** begin Data entries **
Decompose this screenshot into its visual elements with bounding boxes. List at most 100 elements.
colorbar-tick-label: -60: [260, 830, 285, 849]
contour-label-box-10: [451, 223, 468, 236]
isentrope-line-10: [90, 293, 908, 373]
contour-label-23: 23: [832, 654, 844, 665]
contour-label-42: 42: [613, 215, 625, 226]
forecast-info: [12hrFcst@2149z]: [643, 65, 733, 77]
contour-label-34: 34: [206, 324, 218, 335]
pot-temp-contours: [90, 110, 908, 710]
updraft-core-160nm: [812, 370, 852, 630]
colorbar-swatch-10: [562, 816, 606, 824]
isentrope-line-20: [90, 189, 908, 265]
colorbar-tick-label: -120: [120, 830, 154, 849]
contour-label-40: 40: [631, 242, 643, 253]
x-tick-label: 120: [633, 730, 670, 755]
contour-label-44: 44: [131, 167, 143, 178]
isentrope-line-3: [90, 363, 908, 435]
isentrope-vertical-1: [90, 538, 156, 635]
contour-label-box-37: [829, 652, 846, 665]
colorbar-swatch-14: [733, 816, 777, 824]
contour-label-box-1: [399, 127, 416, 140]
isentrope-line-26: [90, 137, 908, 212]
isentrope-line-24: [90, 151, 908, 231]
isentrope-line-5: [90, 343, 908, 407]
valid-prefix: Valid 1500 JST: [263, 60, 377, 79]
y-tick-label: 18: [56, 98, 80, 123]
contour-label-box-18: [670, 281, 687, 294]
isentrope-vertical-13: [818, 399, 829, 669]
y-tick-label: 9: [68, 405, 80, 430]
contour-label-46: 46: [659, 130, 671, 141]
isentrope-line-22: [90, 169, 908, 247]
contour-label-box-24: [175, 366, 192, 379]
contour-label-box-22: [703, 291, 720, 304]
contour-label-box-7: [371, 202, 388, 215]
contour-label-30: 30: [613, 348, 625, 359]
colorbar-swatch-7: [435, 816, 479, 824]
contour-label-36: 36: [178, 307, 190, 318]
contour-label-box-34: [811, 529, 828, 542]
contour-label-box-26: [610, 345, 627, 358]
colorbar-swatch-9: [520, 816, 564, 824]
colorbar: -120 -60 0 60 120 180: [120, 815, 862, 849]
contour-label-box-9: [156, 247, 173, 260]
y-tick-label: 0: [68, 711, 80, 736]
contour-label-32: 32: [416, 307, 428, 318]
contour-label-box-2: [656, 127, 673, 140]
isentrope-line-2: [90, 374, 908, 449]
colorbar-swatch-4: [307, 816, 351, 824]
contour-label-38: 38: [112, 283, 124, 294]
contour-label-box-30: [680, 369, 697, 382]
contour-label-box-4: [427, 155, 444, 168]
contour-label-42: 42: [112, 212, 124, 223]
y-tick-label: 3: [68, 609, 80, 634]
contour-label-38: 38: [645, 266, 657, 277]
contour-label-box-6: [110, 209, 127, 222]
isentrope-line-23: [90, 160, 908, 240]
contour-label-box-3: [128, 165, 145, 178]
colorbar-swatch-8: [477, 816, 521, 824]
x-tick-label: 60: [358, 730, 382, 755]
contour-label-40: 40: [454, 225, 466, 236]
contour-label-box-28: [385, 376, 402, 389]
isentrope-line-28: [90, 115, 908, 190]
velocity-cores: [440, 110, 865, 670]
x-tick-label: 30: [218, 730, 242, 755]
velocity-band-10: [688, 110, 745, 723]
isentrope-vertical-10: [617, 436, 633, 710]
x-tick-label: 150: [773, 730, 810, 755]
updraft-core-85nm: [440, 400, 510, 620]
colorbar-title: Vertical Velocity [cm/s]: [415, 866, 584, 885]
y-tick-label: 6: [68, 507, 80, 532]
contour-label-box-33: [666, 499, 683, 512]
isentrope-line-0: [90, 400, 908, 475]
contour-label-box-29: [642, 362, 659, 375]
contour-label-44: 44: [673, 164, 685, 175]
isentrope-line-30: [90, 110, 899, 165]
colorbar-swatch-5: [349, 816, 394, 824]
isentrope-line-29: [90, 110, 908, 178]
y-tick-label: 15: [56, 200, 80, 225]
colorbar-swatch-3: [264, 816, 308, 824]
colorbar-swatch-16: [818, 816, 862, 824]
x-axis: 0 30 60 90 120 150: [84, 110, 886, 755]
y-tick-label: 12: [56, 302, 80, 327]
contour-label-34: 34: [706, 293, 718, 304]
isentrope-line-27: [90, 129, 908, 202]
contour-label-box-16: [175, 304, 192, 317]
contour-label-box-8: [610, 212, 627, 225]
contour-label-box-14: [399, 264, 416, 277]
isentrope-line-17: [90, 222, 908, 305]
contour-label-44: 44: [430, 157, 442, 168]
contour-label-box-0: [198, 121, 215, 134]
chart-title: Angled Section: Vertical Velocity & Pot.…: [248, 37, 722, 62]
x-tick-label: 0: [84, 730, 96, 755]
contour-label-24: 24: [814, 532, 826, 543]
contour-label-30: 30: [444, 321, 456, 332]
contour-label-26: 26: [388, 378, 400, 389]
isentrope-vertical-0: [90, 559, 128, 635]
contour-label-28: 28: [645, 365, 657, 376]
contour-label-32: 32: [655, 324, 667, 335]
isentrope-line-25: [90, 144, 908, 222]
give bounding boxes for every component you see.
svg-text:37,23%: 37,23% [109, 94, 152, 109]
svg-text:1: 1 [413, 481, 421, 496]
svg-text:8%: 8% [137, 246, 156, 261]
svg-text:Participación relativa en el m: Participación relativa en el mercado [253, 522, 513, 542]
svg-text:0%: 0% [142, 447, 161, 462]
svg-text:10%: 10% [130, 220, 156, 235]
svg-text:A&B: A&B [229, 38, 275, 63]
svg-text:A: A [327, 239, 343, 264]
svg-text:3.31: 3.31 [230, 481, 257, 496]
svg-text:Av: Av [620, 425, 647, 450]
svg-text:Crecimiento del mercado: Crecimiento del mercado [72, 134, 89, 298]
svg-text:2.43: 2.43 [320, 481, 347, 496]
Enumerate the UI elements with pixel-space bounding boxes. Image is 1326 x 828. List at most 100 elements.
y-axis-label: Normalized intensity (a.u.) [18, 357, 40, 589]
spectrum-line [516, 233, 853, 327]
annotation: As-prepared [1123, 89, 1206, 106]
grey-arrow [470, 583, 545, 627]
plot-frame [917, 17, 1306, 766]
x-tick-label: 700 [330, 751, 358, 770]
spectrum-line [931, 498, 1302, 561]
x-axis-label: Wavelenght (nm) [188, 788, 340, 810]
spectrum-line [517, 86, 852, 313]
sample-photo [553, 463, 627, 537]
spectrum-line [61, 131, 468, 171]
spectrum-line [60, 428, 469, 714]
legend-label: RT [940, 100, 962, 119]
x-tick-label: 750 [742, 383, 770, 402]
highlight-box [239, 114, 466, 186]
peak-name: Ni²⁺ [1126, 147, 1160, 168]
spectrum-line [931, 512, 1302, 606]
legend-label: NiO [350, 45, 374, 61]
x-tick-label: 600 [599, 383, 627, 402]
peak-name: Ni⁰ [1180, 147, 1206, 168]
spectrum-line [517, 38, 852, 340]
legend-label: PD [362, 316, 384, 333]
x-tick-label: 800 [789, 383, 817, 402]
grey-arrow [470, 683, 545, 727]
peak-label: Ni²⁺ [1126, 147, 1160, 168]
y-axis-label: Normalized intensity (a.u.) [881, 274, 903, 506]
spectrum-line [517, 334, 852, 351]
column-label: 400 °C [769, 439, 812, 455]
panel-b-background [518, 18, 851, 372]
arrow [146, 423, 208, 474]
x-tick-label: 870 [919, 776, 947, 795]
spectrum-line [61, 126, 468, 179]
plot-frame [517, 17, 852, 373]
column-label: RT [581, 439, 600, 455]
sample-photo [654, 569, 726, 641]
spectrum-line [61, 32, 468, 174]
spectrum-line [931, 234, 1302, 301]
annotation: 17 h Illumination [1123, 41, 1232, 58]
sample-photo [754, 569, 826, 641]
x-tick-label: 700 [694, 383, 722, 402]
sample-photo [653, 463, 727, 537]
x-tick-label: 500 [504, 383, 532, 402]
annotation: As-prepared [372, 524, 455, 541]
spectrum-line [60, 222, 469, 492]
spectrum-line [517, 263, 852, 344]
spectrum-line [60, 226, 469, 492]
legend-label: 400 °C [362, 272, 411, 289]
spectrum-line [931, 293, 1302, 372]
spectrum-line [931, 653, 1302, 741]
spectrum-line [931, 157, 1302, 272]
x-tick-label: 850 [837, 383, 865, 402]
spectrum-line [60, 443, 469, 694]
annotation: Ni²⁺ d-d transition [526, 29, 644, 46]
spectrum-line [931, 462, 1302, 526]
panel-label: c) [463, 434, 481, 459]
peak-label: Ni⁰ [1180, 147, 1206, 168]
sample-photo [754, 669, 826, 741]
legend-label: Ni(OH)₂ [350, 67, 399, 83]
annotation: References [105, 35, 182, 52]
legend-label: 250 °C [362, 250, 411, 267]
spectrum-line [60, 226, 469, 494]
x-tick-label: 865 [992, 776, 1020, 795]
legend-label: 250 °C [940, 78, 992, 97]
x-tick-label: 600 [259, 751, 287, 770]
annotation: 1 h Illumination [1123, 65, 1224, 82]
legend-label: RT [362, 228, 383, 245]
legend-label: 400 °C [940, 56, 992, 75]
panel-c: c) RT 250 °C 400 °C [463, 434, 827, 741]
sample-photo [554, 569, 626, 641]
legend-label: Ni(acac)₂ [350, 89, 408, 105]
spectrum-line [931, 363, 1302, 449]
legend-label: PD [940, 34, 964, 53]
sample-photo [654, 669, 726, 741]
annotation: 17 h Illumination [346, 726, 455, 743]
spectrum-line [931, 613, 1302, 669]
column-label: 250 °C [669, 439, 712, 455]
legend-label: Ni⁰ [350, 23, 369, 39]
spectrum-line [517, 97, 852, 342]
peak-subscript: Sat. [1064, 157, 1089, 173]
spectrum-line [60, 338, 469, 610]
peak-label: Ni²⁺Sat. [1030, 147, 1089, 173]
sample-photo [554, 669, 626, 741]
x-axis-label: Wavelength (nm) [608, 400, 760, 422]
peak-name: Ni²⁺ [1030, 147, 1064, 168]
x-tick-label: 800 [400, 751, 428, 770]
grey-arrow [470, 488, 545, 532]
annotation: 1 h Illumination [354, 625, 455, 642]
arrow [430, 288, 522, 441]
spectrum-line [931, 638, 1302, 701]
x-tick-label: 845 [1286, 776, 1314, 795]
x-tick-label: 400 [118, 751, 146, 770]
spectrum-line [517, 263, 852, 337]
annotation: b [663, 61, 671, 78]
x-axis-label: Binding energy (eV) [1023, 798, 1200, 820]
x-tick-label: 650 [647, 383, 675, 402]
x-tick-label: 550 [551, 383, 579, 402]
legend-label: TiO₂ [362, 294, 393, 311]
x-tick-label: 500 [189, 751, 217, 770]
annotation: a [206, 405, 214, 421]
** end Data entries **
To be done – Please return everything from the start of the records down to the line containing "contour-label-box-9: [156, 247, 173, 260]", including both the first line and that one, reproduced character for character.

Output of the task –
Decompose this screenshot into its visual elements with bounding boxes. List at most 100 elements.
colorbar-tick-label: -60: [260, 830, 285, 849]
contour-label-box-10: [451, 223, 468, 236]
isentrope-line-10: [90, 293, 908, 373]
contour-label-23: 23: [832, 654, 844, 665]
contour-label-42: 42: [613, 215, 625, 226]
forecast-info: [12hrFcst@2149z]: [643, 65, 733, 77]
contour-label-34: 34: [206, 324, 218, 335]
pot-temp-contours: [90, 110, 908, 710]
updraft-core-160nm: [812, 370, 852, 630]
colorbar-swatch-10: [562, 816, 606, 824]
isentrope-line-20: [90, 189, 908, 265]
colorbar-tick-label: -120: [120, 830, 154, 849]
contour-label-40: 40: [631, 242, 643, 253]
x-tick-label: 120: [633, 730, 670, 755]
contour-label-44: 44: [131, 167, 143, 178]
isentrope-line-3: [90, 363, 908, 435]
isentrope-vertical-1: [90, 538, 156, 635]
contour-label-box-37: [829, 652, 846, 665]
colorbar-swatch-14: [733, 816, 777, 824]
contour-label-box-1: [399, 127, 416, 140]
isentrope-line-26: [90, 137, 908, 212]
isentrope-line-24: [90, 151, 908, 231]
isentrope-line-5: [90, 343, 908, 407]
valid-prefix: Valid 1500 JST: [263, 60, 377, 79]
y-tick-label: 18: [56, 98, 80, 123]
contour-label-box-18: [670, 281, 687, 294]
isentrope-vertical-13: [818, 399, 829, 669]
y-tick-label: 9: [68, 405, 80, 430]
contour-label-46: 46: [659, 130, 671, 141]
isentrope-line-22: [90, 169, 908, 247]
contour-label-box-24: [175, 366, 192, 379]
contour-label-box-22: [703, 291, 720, 304]
contour-label-box-7: [371, 202, 388, 215]
contour-label-30: 30: [613, 348, 625, 359]
colorbar-swatch-7: [435, 816, 479, 824]
contour-label-36: 36: [178, 307, 190, 318]
contour-label-box-34: [811, 529, 828, 542]
contour-label-box-26: [610, 345, 627, 358]
colorbar-swatch-9: [520, 816, 564, 824]
colorbar: -120 -60 0 60 120 180: [120, 815, 862, 849]
contour-label-box-9: [156, 247, 173, 260]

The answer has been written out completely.